- **DIRECTIVE**
State how many lines hold the word "JSON", with no other words.

[Stored records]
◇ ◇ ◇
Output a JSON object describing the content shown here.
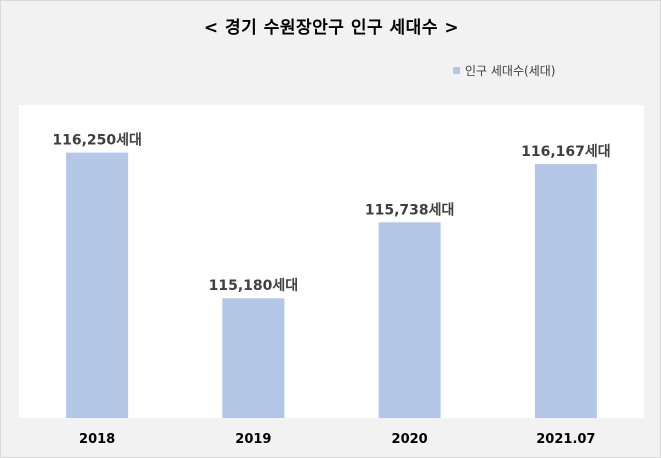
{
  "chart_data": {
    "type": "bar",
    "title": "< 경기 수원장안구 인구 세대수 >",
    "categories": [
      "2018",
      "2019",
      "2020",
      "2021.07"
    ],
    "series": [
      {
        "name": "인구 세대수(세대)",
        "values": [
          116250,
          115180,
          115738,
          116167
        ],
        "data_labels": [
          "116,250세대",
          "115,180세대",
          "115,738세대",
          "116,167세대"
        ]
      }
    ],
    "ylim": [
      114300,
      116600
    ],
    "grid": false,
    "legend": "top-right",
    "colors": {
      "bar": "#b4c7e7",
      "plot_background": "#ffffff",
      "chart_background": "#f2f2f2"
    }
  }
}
◇ ◇ ◇
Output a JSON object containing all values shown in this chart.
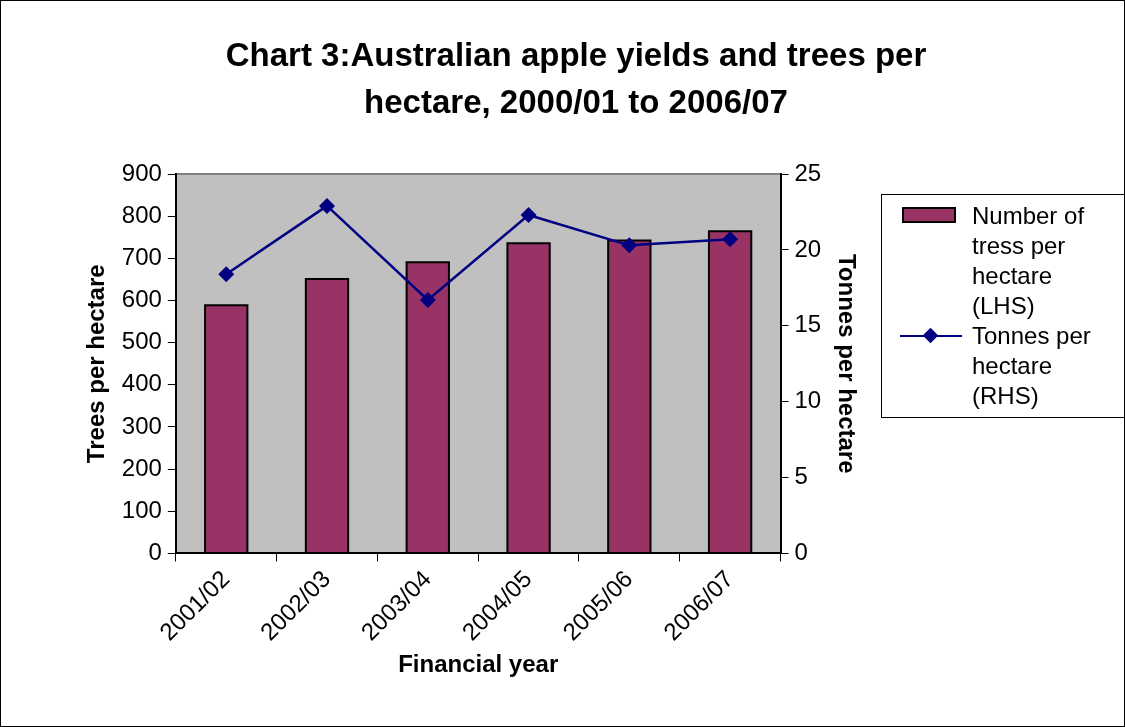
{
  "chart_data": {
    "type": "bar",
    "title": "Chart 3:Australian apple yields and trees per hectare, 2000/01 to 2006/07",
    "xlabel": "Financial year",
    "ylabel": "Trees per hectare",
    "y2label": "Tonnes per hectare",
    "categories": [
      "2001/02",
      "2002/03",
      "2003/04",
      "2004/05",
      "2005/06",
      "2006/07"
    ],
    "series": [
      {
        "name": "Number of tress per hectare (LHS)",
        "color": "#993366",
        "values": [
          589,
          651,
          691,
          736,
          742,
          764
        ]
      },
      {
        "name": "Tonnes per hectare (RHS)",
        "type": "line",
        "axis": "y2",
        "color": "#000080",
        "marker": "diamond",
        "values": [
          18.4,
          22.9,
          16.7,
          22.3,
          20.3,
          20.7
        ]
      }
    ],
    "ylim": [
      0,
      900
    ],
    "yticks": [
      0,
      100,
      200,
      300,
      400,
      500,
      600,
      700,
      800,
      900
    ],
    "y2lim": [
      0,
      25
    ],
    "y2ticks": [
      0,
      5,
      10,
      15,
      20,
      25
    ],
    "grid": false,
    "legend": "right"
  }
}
◇ ◇ ◇
- **SOLUTION**
2